Set exercise - Where does the string "kind" appear? Copy every line of the entries below that holds it.

- - - - - - -

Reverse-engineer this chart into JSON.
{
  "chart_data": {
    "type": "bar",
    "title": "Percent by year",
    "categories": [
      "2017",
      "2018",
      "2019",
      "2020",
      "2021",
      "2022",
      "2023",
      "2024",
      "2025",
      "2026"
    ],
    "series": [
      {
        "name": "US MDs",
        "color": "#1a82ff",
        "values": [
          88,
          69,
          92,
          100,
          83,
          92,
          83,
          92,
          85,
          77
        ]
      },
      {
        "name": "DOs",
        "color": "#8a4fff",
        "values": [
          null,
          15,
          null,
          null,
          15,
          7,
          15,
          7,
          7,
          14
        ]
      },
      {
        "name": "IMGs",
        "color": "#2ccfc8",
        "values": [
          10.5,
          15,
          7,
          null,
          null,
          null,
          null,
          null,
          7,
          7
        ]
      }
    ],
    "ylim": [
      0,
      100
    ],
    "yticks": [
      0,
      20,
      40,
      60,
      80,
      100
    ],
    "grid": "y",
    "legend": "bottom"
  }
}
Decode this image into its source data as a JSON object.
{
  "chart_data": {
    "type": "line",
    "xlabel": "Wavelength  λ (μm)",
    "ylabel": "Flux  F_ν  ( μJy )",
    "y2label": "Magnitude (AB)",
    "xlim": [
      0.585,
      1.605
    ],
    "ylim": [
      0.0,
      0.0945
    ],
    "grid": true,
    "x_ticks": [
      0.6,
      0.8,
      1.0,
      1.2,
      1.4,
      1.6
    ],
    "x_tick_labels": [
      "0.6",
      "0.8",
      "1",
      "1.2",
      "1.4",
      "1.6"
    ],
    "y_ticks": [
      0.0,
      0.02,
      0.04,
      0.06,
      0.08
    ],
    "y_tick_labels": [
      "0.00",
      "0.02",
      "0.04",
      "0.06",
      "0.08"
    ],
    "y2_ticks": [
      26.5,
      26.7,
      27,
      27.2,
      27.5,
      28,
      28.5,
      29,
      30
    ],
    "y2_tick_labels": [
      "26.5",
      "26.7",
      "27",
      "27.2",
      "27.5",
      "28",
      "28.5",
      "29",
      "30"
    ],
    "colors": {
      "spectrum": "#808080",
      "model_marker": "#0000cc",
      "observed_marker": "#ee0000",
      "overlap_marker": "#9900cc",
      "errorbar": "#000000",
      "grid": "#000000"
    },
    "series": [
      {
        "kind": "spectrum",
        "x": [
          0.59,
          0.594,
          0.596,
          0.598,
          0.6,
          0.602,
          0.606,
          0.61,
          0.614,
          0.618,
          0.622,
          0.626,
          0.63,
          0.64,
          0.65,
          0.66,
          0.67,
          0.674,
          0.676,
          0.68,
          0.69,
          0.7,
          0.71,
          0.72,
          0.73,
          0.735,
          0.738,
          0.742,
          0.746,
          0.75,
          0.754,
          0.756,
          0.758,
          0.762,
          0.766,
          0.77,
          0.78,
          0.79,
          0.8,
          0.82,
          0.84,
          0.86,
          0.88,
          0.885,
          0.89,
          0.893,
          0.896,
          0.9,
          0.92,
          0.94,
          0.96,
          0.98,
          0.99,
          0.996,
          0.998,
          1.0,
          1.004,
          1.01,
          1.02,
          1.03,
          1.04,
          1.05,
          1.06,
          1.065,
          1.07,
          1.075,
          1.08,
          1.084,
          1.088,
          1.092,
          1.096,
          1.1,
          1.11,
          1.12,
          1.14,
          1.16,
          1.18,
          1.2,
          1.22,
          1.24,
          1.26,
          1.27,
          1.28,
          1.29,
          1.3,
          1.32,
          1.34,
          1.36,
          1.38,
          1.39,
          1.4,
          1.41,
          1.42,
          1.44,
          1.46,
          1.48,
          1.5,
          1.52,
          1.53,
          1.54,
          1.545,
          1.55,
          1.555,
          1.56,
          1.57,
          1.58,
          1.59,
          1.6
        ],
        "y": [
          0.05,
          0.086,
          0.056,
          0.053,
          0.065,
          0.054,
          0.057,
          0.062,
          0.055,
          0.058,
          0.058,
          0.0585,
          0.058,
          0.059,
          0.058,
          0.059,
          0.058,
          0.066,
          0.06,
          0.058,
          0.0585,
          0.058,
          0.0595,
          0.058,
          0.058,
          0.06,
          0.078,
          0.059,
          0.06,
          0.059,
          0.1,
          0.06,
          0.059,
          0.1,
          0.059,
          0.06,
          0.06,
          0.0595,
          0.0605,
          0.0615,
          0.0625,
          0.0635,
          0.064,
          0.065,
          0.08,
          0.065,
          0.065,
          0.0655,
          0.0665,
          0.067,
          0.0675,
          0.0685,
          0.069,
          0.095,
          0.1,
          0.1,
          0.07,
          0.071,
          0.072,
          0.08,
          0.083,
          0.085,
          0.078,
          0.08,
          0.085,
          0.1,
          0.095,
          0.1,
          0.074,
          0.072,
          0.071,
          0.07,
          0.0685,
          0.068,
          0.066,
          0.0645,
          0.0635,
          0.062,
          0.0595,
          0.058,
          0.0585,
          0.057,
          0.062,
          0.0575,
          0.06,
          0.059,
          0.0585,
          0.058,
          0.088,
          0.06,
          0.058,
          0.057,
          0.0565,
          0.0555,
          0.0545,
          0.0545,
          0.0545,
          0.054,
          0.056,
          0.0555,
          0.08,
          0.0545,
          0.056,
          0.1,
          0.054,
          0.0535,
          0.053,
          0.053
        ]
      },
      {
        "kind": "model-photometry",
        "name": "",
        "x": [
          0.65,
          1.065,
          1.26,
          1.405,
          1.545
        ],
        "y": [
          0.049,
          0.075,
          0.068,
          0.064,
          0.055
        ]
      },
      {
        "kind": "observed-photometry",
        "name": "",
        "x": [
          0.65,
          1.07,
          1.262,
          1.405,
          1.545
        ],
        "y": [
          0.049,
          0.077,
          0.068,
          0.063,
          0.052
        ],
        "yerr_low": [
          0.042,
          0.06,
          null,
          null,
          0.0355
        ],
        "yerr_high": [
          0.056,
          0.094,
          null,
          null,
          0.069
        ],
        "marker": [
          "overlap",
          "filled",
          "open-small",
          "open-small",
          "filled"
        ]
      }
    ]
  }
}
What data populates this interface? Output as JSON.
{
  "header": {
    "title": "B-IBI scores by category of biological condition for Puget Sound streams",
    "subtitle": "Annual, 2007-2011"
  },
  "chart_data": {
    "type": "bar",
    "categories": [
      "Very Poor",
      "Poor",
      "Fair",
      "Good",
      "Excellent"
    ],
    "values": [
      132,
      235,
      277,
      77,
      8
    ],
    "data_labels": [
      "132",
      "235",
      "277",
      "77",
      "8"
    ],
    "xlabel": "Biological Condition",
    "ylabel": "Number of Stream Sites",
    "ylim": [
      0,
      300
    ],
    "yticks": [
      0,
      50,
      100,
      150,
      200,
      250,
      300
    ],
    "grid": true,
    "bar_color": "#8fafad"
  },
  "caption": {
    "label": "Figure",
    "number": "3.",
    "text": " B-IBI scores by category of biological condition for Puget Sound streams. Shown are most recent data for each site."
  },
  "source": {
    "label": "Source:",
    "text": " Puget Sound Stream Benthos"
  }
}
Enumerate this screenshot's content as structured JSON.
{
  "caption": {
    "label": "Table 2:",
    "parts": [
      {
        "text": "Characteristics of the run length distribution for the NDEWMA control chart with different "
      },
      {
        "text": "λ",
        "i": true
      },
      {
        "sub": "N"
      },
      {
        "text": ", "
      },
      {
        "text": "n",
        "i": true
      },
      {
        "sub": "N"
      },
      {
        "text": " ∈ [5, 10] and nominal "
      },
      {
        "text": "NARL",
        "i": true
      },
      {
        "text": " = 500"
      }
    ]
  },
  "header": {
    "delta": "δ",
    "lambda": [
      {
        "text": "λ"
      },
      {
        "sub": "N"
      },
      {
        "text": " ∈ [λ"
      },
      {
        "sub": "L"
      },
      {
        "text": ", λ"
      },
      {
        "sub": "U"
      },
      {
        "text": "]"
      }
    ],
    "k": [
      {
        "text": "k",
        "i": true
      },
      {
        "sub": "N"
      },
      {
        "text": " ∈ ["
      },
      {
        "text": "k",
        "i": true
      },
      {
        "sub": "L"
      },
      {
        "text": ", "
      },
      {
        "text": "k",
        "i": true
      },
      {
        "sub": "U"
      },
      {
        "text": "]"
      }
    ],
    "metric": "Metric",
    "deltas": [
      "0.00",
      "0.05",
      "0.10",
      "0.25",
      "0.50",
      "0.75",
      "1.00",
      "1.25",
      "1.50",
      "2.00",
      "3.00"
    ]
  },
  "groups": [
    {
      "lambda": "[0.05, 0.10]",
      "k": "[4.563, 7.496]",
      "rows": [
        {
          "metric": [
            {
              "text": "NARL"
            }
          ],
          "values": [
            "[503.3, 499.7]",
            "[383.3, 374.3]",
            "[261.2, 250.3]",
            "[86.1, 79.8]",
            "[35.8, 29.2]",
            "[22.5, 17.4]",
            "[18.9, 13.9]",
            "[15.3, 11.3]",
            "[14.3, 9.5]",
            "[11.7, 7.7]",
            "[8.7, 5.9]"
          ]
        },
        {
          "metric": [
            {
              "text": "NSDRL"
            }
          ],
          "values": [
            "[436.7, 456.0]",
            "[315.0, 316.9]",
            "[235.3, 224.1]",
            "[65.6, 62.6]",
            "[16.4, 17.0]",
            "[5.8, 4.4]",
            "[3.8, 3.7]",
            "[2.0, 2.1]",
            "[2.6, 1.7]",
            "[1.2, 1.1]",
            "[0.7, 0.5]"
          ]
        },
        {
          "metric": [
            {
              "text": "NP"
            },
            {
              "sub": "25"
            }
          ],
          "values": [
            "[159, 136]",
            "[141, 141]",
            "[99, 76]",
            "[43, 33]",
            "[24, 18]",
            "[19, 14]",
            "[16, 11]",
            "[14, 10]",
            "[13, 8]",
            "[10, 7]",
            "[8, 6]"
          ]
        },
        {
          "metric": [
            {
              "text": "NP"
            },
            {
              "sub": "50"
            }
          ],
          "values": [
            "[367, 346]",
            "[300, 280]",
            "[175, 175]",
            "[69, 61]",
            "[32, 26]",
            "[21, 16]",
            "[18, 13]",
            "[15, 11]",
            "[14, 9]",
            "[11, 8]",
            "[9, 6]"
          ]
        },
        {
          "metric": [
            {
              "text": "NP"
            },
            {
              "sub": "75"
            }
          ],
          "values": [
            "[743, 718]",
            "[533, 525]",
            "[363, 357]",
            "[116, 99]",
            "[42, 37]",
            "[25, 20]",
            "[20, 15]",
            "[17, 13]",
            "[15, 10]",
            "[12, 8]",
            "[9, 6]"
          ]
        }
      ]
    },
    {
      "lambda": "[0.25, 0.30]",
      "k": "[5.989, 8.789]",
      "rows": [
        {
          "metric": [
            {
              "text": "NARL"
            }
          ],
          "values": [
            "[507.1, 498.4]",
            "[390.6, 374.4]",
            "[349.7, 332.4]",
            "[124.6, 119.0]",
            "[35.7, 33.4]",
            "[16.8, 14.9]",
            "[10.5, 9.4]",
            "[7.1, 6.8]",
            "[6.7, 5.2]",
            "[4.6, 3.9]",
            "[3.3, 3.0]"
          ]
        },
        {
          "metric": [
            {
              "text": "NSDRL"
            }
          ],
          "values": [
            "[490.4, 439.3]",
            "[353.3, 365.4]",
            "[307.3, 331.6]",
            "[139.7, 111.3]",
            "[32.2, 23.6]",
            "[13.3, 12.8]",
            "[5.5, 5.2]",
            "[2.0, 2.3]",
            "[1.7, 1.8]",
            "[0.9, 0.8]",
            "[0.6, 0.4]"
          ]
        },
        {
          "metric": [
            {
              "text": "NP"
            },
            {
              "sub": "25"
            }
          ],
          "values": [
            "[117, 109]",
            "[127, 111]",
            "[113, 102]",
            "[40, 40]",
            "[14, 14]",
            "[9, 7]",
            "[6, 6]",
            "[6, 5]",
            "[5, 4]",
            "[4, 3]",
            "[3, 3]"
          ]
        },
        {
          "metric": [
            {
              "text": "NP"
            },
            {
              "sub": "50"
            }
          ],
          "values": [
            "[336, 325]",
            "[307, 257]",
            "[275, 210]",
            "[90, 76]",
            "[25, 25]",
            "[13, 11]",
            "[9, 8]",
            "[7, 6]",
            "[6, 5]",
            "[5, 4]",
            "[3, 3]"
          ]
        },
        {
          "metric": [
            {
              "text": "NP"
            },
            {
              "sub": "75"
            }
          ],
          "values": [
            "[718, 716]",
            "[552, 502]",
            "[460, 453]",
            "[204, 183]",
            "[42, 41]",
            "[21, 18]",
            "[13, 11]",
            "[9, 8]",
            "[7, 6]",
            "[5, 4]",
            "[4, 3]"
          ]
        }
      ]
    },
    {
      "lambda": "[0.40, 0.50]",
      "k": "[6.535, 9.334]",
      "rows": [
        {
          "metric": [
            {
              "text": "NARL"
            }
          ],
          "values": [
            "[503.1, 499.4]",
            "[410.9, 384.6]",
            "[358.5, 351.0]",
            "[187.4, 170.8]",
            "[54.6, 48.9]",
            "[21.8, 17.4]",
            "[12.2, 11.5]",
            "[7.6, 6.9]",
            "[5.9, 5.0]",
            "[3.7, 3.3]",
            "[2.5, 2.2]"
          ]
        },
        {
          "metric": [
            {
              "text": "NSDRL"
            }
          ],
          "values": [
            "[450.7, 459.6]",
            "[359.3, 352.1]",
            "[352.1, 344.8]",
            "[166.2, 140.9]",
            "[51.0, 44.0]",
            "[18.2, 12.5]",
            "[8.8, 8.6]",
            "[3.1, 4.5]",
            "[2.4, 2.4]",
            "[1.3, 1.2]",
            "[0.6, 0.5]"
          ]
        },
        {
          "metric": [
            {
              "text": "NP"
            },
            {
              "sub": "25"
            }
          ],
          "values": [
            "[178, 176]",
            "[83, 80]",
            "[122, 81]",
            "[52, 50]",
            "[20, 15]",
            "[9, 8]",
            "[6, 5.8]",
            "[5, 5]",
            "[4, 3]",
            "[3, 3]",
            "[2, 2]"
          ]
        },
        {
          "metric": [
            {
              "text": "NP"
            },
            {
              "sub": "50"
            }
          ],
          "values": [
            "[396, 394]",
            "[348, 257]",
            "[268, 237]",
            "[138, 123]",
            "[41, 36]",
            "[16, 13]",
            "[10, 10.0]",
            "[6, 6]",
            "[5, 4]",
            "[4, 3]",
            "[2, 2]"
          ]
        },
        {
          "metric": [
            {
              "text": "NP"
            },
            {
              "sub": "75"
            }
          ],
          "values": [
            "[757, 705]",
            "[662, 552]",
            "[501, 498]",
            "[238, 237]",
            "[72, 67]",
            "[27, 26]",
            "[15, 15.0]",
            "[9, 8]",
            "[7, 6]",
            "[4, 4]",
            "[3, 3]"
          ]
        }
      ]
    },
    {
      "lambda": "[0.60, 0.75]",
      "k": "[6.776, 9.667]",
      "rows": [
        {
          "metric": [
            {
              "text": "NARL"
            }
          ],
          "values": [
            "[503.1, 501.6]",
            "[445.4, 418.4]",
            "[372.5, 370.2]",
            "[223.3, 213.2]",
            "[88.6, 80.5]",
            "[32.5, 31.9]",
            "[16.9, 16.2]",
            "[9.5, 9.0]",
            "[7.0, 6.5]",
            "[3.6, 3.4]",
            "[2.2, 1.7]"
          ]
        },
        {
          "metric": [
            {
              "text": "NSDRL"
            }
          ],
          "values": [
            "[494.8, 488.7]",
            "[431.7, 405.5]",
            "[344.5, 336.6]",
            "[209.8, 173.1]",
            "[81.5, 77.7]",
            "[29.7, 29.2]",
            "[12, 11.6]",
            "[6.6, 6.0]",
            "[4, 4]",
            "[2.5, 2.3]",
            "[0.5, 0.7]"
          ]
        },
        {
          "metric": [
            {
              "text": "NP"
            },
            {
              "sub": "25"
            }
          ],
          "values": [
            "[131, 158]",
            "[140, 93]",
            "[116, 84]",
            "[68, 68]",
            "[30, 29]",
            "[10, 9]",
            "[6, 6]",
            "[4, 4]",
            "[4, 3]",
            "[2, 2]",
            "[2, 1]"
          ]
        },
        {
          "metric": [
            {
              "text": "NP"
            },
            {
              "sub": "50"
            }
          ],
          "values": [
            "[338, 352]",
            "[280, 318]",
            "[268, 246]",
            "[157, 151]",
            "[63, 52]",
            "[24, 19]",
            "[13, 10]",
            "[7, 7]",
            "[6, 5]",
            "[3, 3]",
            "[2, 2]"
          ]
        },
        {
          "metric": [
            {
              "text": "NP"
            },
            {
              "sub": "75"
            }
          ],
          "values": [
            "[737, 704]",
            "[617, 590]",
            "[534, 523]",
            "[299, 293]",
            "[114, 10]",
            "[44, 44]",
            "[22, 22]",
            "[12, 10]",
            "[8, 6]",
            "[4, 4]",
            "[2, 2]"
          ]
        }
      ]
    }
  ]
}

- - - - - - -

The result -
        "kind": "spectrum",
        "kind": "model-photometry",
        "kind": "observed-photometry",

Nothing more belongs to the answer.